Stated exercise – Restate the whole of the material. Keep every word, and drop the pictures.

******

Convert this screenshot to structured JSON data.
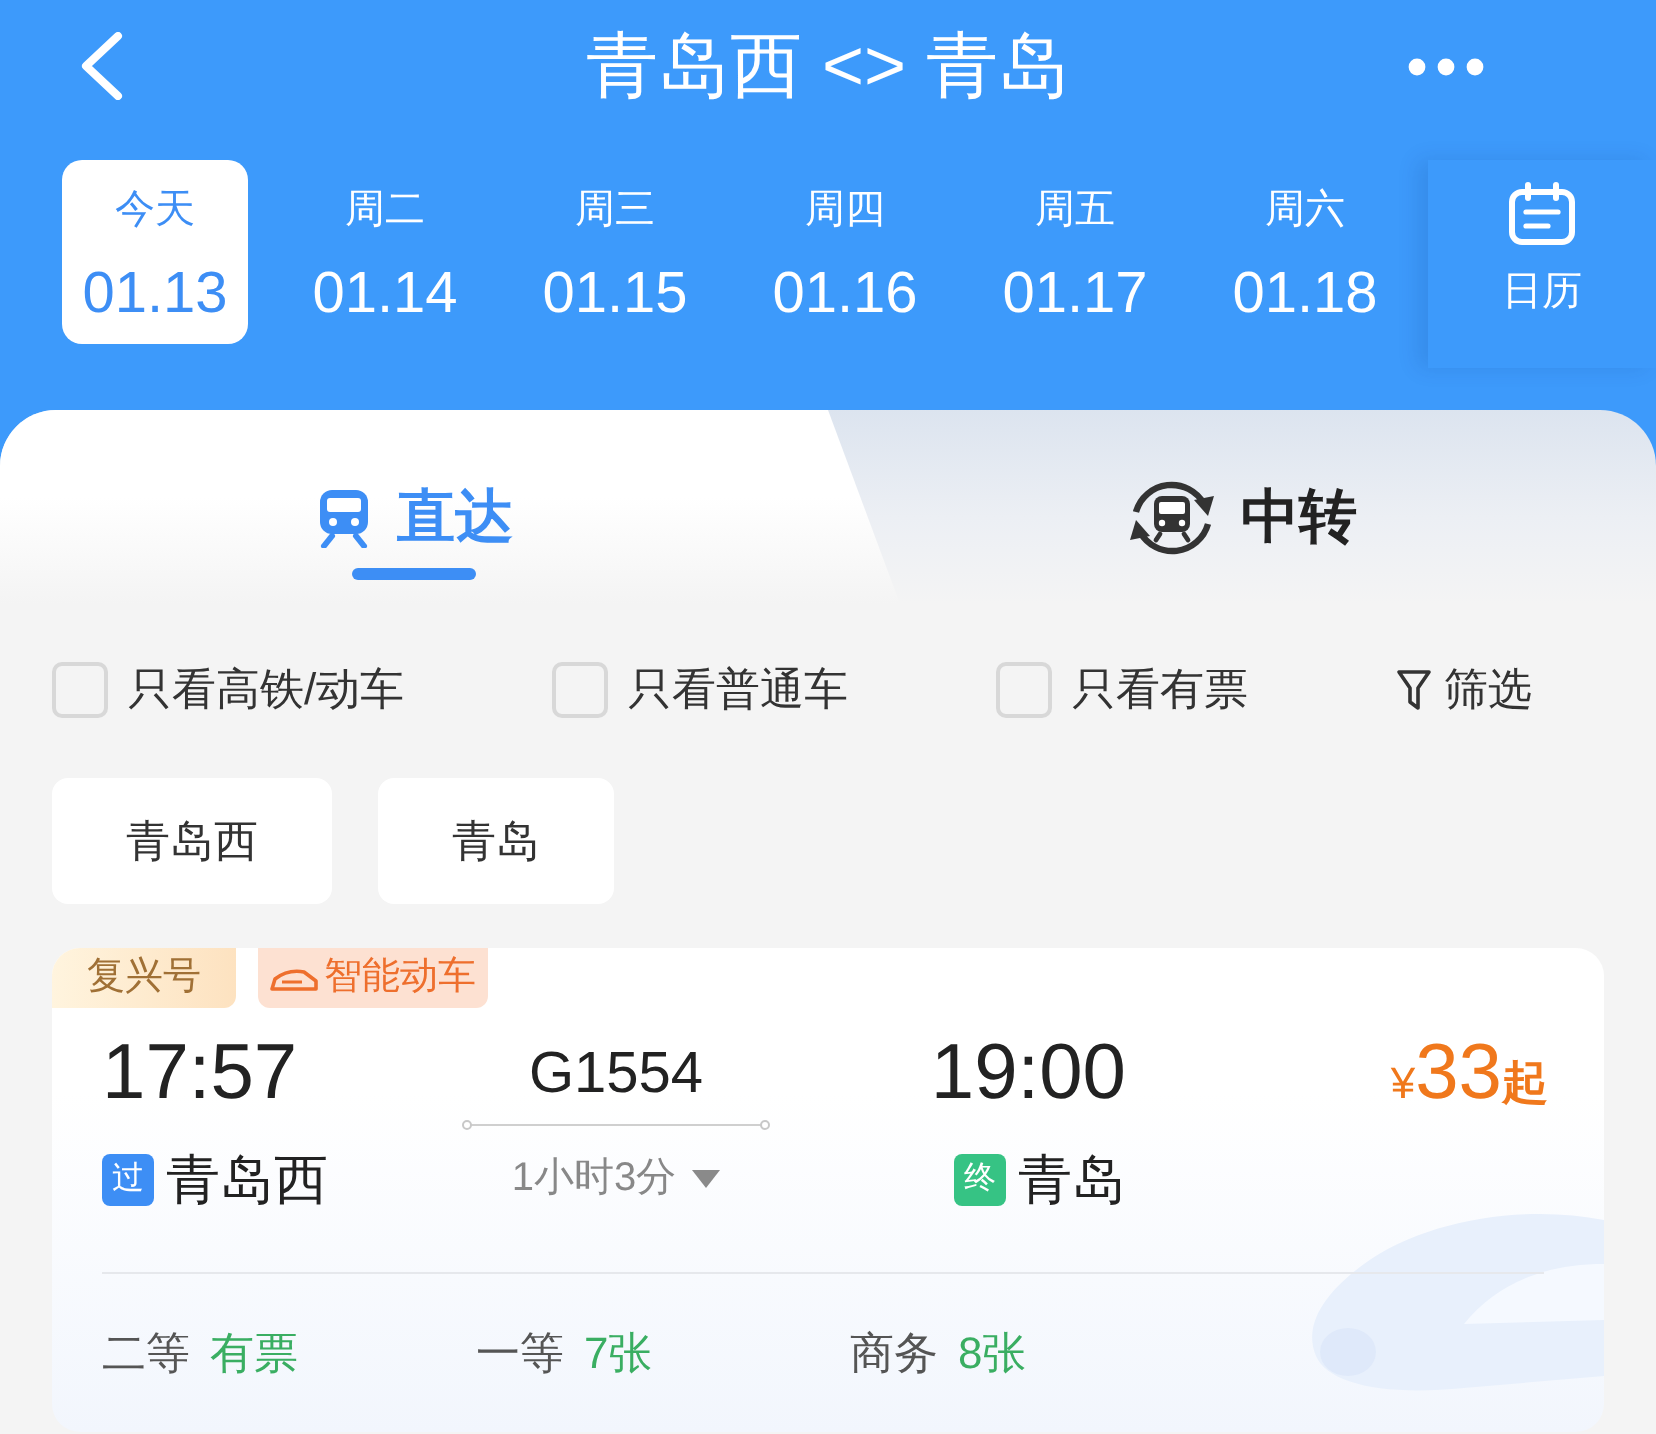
{
  "header": {
    "title": "青岛西 <> 青岛"
  },
  "dates": [
    {
      "weekday": "今天",
      "date": "01.13",
      "selected": true
    },
    {
      "weekday": "周二",
      "date": "01.14",
      "selected": false
    },
    {
      "weekday": "周三",
      "date": "01.15",
      "selected": false
    },
    {
      "weekday": "周四",
      "date": "01.16",
      "selected": false
    },
    {
      "weekday": "周五",
      "date": "01.17",
      "selected": false
    },
    {
      "weekday": "周六",
      "date": "01.18",
      "selected": false
    }
  ],
  "calendar": {
    "label": "日历"
  },
  "tabs": [
    {
      "kind": "direct",
      "label": "直达",
      "selected": true
    },
    {
      "kind": "transfer",
      "label": "中转",
      "selected": false
    }
  ],
  "filters": [
    {
      "kind": "checkbox",
      "label": "只看高铁/动车",
      "checked": false
    },
    {
      "kind": "checkbox",
      "label": "只看普通车",
      "checked": false
    },
    {
      "kind": "checkbox",
      "label": "只看有票",
      "checked": false
    },
    {
      "kind": "filter",
      "label": "筛选"
    }
  ],
  "stations": [
    {
      "label": "青岛西"
    },
    {
      "label": "青岛"
    }
  ],
  "trains": [
    {
      "tags": [
        {
          "kind": "fuxing",
          "label": "复兴号"
        },
        {
          "kind": "smart",
          "label": "智能动车"
        }
      ],
      "departure": {
        "time": "17:57",
        "kind": "pass",
        "badge": "过",
        "station": "青岛西"
      },
      "train_no": "G1554",
      "duration": "1小时3分",
      "arrival": {
        "time": "19:00",
        "kind": "terminal",
        "badge": "终",
        "station": "青岛"
      },
      "price": {
        "symbol": "¥",
        "amount": "33",
        "suffix": "起"
      },
      "seats": [
        {
          "class": "二等",
          "availability": "有票"
        },
        {
          "class": "一等",
          "availability": "7张"
        },
        {
          "class": "商务",
          "availability": "8张"
        }
      ]
    }
  ]
}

******

Final result –
Convert this screenshot to structured JSON data.
{
  "header": {
    "title": "青岛西 <> 青岛"
  },
  "dates": [
    {
      "weekday": "今天",
      "date": "01.13",
      "selected": true
    },
    {
      "weekday": "周二",
      "date": "01.14",
      "selected": false
    },
    {
      "weekday": "周三",
      "date": "01.15",
      "selected": false
    },
    {
      "weekday": "周四",
      "date": "01.16",
      "selected": false
    },
    {
      "weekday": "周五",
      "date": "01.17",
      "selected": false
    },
    {
      "weekday": "周六",
      "date": "01.18",
      "selected": false
    }
  ],
  "calendar": {
    "label": "日历"
  },
  "tabs": [
    {
      "kind": "direct",
      "label": "直达",
      "selected": true
    },
    {
      "kind": "transfer",
      "label": "中转",
      "selected": false
    }
  ],
  "filters": [
    {
      "kind": "checkbox",
      "label": "只看高铁/动车",
      "checked": false
    },
    {
      "kind": "checkbox",
      "label": "只看普通车",
      "checked": false
    },
    {
      "kind": "checkbox",
      "label": "只看有票",
      "checked": false
    },
    {
      "kind": "filter",
      "label": "筛选"
    }
  ],
  "stations": [
    {
      "label": "青岛西"
    },
    {
      "label": "青岛"
    }
  ],
  "trains": [
    {
      "tags": [
        {
          "kind": "fuxing",
          "label": "复兴号"
        },
        {
          "kind": "smart",
          "label": "智能动车"
        }
      ],
      "departure": {
        "time": "17:57",
        "kind": "pass",
        "badge": "过",
        "station": "青岛西"
      },
      "train_no": "G1554",
      "duration": "1小时3分",
      "arrival": {
        "time": "19:00",
        "kind": "terminal",
        "badge": "终",
        "station": "青岛"
      },
      "price": {
        "symbol": "¥",
        "amount": "33",
        "suffix": "起"
      },
      "seats": [
        {
          "class": "二等",
          "availability": "有票"
        },
        {
          "class": "一等",
          "availability": "7张"
        },
        {
          "class": "商务",
          "availability": "8张"
        }
      ]
    }
  ]
}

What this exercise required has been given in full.